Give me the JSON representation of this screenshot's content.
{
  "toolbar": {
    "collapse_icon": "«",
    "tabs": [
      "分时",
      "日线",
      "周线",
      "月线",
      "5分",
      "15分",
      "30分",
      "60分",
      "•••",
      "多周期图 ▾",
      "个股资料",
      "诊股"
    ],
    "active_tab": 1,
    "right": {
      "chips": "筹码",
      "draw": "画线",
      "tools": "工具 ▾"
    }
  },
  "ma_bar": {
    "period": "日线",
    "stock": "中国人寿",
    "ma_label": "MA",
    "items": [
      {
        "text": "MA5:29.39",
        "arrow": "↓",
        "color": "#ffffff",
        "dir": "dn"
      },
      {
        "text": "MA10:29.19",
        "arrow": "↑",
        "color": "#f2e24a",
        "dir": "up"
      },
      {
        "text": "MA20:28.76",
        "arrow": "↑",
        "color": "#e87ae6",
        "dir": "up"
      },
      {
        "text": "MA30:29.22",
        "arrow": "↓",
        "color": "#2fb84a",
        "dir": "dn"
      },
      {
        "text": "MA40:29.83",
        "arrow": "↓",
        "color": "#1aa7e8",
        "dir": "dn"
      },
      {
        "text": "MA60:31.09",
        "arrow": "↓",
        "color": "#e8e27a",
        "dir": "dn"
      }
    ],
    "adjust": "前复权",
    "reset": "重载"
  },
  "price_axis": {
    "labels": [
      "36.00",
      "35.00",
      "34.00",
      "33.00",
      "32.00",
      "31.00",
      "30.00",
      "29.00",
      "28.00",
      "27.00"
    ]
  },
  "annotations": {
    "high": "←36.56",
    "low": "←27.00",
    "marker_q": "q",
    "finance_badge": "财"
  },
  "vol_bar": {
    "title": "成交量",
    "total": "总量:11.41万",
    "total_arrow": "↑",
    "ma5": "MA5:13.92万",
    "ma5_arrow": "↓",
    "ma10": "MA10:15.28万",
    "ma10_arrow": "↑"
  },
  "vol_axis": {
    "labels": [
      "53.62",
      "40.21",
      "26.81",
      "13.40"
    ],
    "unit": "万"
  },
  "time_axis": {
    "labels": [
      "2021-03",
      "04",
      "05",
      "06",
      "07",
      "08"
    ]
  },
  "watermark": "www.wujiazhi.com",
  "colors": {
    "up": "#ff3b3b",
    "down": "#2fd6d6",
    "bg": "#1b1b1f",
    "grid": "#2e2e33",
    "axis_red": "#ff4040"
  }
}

• Exercise brief: Transcribe every entry verbatim.

• Solution to this problem:
Give me the JSON representation of this screenshot's content.
{
  "toolbar": {
    "collapse_icon": "«",
    "tabs": [
      "分时",
      "日线",
      "周线",
      "月线",
      "5分",
      "15分",
      "30分",
      "60分",
      "•••",
      "多周期图 ▾",
      "个股资料",
      "诊股"
    ],
    "active_tab": 1,
    "right": {
      "chips": "筹码",
      "draw": "画线",
      "tools": "工具 ▾"
    }
  },
  "ma_bar": {
    "period": "日线",
    "stock": "中国人寿",
    "ma_label": "MA",
    "items": [
      {
        "text": "MA5:29.39",
        "arrow": "↓",
        "color": "#ffffff",
        "dir": "dn"
      },
      {
        "text": "MA10:29.19",
        "arrow": "↑",
        "color": "#f2e24a",
        "dir": "up"
      },
      {
        "text": "MA20:28.76",
        "arrow": "↑",
        "color": "#e87ae6",
        "dir": "up"
      },
      {
        "text": "MA30:29.22",
        "arrow": "↓",
        "color": "#2fb84a",
        "dir": "dn"
      },
      {
        "text": "MA40:29.83",
        "arrow": "↓",
        "color": "#1aa7e8",
        "dir": "dn"
      },
      {
        "text": "MA60:31.09",
        "arrow": "↓",
        "color": "#e8e27a",
        "dir": "dn"
      }
    ],
    "adjust": "前复权",
    "reset": "重载"
  },
  "price_axis": {
    "labels": [
      "36.00",
      "35.00",
      "34.00",
      "33.00",
      "32.00",
      "31.00",
      "30.00",
      "29.00",
      "28.00",
      "27.00"
    ]
  },
  "annotations": {
    "high": "←36.56",
    "low": "←27.00",
    "marker_q": "q",
    "finance_badge": "财"
  },
  "vol_bar": {
    "title": "成交量",
    "total": "总量:11.41万",
    "total_arrow": "↑",
    "ma5": "MA5:13.92万",
    "ma5_arrow": "↓",
    "ma10": "MA10:15.28万",
    "ma10_arrow": "↑"
  },
  "vol_axis": {
    "labels": [
      "53.62",
      "40.21",
      "26.81",
      "13.40"
    ],
    "unit": "万"
  },
  "time_axis": {
    "labels": [
      "2021-03",
      "04",
      "05",
      "06",
      "07",
      "08"
    ]
  },
  "watermark": "www.wujiazhi.com",
  "colors": {
    "up": "#ff3b3b",
    "down": "#2fd6d6",
    "bg": "#1b1b1f",
    "grid": "#2e2e33",
    "axis_red": "#ff4040"
  }
}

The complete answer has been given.